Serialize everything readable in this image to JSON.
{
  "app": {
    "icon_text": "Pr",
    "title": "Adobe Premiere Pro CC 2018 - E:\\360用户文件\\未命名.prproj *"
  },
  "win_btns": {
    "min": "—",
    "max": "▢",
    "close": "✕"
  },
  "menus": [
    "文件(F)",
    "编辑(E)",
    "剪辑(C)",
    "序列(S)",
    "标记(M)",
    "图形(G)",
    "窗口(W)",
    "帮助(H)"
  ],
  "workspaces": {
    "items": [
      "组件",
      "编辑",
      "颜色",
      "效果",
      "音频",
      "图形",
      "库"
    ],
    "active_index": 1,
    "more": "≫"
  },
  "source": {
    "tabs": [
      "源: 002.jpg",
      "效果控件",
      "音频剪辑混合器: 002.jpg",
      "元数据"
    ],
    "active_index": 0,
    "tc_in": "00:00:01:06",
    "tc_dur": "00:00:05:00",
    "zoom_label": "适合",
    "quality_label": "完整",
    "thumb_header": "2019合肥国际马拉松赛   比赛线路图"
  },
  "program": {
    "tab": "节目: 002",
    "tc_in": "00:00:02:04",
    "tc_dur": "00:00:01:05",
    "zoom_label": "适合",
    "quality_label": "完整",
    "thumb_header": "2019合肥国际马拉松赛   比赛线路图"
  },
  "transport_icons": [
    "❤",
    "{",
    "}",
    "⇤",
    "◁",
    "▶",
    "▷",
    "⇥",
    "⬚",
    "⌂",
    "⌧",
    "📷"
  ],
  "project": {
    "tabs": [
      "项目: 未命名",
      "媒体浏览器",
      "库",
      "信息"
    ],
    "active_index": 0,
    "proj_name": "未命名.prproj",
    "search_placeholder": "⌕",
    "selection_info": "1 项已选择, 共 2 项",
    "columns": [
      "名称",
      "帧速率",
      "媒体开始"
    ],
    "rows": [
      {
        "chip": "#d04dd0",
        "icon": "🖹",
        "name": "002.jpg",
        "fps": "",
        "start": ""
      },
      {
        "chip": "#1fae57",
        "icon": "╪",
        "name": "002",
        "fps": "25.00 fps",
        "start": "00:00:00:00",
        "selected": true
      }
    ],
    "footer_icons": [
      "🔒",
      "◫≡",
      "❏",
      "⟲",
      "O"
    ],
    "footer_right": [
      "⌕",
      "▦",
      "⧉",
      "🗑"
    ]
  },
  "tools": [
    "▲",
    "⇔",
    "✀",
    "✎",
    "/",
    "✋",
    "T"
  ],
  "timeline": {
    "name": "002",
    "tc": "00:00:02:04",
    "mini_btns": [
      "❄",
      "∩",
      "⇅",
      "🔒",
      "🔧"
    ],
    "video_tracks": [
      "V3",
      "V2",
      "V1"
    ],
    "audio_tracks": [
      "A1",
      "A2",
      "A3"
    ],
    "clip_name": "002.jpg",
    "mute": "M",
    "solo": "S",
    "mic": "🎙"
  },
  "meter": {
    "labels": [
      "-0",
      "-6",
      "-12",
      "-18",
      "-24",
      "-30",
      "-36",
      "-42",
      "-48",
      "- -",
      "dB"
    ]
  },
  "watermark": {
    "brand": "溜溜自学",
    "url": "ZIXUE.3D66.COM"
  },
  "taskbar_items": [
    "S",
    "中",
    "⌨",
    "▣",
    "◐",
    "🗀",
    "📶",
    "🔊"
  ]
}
********
> **Required task**: Write out the material exactly as given.

> **Expected output**:
Serialize everything readable in this image to JSON.
{
  "app": {
    "icon_text": "Pr",
    "title": "Adobe Premiere Pro CC 2018 - E:\\360用户文件\\未命名.prproj *"
  },
  "win_btns": {
    "min": "—",
    "max": "▢",
    "close": "✕"
  },
  "menus": [
    "文件(F)",
    "编辑(E)",
    "剪辑(C)",
    "序列(S)",
    "标记(M)",
    "图形(G)",
    "窗口(W)",
    "帮助(H)"
  ],
  "workspaces": {
    "items": [
      "组件",
      "编辑",
      "颜色",
      "效果",
      "音频",
      "图形",
      "库"
    ],
    "active_index": 1,
    "more": "≫"
  },
  "source": {
    "tabs": [
      "源: 002.jpg",
      "效果控件",
      "音频剪辑混合器: 002.jpg",
      "元数据"
    ],
    "active_index": 0,
    "tc_in": "00:00:01:06",
    "tc_dur": "00:00:05:00",
    "zoom_label": "适合",
    "quality_label": "完整",
    "thumb_header": "2019合肥国际马拉松赛   比赛线路图"
  },
  "program": {
    "tab": "节目: 002",
    "tc_in": "00:00:02:04",
    "tc_dur": "00:00:01:05",
    "zoom_label": "适合",
    "quality_label": "完整",
    "thumb_header": "2019合肥国际马拉松赛   比赛线路图"
  },
  "transport_icons": [
    "❤",
    "{",
    "}",
    "⇤",
    "◁",
    "▶",
    "▷",
    "⇥",
    "⬚",
    "⌂",
    "⌧",
    "📷"
  ],
  "project": {
    "tabs": [
      "项目: 未命名",
      "媒体浏览器",
      "库",
      "信息"
    ],
    "active_index": 0,
    "proj_name": "未命名.prproj",
    "search_placeholder": "⌕",
    "selection_info": "1 项已选择, 共 2 项",
    "columns": [
      "名称",
      "帧速率",
      "媒体开始"
    ],
    "rows": [
      {
        "chip": "#d04dd0",
        "icon": "🖹",
        "name": "002.jpg",
        "fps": "",
        "start": ""
      },
      {
        "chip": "#1fae57",
        "icon": "╪",
        "name": "002",
        "fps": "25.00 fps",
        "start": "00:00:00:00",
        "selected": true
      }
    ],
    "footer_icons": [
      "🔒",
      "◫≡",
      "❏",
      "⟲",
      "O"
    ],
    "footer_right": [
      "⌕",
      "▦",
      "⧉",
      "🗑"
    ]
  },
  "tools": [
    "▲",
    "⇔",
    "✀",
    "✎",
    "/",
    "✋",
    "T"
  ],
  "timeline": {
    "name": "002",
    "tc": "00:00:02:04",
    "mini_btns": [
      "❄",
      "∩",
      "⇅",
      "🔒",
      "🔧"
    ],
    "video_tracks": [
      "V3",
      "V2",
      "V1"
    ],
    "audio_tracks": [
      "A1",
      "A2",
      "A3"
    ],
    "clip_name": "002.jpg",
    "mute": "M",
    "solo": "S",
    "mic": "🎙"
  },
  "meter": {
    "labels": [
      "-0",
      "-6",
      "-12",
      "-18",
      "-24",
      "-30",
      "-36",
      "-42",
      "-48",
      "- -",
      "dB"
    ]
  },
  "watermark": {
    "brand": "溜溜自学",
    "url": "ZIXUE.3D66.COM"
  },
  "taskbar_items": [
    "S",
    "中",
    "⌨",
    "▣",
    "◐",
    "🗀",
    "📶",
    "🔊"
  ]
}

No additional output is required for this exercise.